*** Materials provided ***

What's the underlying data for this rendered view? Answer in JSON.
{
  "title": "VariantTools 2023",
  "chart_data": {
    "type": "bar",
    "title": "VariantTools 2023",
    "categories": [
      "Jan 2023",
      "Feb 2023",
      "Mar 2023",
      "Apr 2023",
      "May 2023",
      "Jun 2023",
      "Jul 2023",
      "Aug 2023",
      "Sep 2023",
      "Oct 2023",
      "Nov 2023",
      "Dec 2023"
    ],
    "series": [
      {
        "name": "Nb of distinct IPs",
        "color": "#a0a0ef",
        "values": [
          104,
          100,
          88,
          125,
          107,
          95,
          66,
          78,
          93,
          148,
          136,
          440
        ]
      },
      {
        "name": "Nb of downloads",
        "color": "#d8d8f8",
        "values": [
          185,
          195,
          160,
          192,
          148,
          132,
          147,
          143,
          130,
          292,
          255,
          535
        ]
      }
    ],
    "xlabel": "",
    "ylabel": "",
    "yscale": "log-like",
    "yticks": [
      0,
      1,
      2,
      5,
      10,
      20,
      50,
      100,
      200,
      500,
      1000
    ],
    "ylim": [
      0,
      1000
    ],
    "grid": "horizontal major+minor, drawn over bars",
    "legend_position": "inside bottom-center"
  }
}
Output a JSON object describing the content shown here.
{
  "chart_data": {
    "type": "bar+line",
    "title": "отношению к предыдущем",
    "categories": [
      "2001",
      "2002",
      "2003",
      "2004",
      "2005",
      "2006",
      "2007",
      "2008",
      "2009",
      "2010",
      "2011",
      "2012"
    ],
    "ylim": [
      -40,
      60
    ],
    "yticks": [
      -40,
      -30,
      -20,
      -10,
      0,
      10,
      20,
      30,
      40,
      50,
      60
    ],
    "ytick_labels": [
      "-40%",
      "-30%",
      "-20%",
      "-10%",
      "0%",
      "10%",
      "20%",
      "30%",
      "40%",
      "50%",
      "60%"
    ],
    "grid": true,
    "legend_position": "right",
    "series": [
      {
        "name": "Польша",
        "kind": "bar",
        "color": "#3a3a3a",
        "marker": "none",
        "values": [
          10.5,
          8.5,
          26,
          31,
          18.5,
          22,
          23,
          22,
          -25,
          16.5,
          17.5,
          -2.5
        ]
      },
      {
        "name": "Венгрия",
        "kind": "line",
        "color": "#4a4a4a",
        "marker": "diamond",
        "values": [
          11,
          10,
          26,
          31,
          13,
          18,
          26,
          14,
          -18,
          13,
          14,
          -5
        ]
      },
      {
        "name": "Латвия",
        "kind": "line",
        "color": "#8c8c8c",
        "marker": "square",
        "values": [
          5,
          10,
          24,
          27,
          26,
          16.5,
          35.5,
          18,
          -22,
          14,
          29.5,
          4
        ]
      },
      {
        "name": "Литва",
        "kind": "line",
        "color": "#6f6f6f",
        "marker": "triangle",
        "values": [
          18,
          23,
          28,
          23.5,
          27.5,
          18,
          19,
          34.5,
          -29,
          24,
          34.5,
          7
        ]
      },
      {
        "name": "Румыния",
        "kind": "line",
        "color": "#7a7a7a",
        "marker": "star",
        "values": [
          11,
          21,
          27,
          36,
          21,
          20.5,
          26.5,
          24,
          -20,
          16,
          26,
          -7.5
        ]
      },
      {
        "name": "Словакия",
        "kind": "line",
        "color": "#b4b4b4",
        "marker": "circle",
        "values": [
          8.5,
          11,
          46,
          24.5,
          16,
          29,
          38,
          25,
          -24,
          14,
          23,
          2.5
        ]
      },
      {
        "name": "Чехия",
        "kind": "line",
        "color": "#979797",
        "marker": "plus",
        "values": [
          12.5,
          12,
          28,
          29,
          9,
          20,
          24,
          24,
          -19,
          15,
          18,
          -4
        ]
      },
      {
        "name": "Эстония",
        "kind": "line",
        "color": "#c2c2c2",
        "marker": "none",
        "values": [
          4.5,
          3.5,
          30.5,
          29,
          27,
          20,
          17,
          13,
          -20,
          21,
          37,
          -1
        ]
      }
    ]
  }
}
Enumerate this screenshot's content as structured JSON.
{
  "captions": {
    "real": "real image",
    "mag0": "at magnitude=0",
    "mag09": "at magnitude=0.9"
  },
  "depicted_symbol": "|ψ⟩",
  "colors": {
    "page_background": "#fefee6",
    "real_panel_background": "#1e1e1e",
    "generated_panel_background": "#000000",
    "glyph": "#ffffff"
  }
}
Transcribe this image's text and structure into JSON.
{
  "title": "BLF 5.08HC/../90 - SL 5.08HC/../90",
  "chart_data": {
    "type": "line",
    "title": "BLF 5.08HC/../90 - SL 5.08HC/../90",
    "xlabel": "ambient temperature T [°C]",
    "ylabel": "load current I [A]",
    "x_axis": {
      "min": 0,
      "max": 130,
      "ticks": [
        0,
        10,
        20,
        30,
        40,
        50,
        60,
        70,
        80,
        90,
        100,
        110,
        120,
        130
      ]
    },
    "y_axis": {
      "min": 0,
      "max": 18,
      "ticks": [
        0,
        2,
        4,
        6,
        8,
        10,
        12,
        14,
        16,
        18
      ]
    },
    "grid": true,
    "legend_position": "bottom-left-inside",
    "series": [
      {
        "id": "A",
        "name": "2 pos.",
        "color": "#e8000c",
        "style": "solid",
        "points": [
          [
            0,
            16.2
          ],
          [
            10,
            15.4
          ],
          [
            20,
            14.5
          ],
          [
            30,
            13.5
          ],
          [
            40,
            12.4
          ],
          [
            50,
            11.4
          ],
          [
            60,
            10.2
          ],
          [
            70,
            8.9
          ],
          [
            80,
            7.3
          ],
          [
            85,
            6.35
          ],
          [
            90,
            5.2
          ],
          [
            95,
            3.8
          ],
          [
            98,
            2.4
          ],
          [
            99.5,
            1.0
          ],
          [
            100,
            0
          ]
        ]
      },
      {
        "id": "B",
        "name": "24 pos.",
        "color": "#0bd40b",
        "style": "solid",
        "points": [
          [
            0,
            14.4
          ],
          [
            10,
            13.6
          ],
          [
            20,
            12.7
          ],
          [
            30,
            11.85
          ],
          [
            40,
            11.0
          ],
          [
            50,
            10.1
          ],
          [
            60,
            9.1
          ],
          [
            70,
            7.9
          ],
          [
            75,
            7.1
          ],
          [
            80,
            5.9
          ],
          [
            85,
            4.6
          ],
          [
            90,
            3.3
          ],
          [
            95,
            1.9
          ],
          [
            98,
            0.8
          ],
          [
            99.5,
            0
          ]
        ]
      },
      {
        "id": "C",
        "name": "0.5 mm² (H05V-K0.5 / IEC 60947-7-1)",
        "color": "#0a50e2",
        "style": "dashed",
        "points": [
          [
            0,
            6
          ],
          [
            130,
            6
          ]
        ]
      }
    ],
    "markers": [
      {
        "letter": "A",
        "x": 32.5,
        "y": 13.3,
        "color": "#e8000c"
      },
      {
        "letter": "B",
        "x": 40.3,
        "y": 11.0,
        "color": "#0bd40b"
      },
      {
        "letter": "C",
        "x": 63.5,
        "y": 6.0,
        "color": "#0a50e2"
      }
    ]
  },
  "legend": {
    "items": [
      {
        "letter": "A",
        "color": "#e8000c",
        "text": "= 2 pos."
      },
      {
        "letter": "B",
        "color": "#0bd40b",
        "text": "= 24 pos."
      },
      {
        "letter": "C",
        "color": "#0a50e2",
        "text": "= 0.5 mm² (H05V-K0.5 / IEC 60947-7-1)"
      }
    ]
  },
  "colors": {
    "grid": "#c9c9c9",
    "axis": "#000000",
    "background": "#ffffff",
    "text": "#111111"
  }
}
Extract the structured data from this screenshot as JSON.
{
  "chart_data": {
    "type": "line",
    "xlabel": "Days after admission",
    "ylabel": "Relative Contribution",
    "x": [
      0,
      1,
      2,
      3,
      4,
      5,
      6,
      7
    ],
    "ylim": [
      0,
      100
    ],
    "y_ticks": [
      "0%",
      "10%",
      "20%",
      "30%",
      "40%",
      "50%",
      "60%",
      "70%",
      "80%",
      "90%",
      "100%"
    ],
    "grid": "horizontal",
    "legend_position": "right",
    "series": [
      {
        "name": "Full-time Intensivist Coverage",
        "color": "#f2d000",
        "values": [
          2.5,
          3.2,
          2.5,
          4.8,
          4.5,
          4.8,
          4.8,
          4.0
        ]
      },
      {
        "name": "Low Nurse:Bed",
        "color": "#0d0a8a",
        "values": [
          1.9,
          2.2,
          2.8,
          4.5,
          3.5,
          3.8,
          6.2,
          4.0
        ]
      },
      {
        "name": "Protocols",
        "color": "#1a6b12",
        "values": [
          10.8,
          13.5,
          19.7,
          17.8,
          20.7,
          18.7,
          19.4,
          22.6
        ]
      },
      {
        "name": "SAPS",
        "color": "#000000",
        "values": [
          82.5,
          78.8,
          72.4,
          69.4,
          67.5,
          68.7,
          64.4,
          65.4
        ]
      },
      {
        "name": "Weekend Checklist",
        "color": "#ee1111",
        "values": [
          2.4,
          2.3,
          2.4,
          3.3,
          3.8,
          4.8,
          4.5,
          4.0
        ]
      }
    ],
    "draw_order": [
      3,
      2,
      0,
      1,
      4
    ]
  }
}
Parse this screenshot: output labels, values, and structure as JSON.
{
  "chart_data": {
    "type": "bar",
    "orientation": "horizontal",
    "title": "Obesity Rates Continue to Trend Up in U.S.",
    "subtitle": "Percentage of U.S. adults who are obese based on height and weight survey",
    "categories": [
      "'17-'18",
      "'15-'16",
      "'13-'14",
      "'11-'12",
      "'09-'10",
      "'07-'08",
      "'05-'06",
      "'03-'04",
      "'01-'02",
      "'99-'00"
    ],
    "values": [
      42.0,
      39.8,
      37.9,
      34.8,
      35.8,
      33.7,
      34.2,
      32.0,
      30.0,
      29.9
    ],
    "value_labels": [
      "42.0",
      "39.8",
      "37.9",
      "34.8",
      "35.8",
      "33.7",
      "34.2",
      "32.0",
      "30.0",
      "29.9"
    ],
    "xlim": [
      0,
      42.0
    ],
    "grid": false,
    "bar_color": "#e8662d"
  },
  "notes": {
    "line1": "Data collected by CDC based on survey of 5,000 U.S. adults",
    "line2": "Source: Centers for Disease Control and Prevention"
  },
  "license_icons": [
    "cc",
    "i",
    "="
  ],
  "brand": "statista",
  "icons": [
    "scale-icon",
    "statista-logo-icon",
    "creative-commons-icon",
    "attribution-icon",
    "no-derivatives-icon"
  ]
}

***

From the data above, pick out each line containing "screenshot" and copy it.

> Full output:
Enumerate this screenshot's content as structured JSON.
Extract the structured data from this screenshot as JSON.
Parse this screenshot: output labels, values, and structure as JSON.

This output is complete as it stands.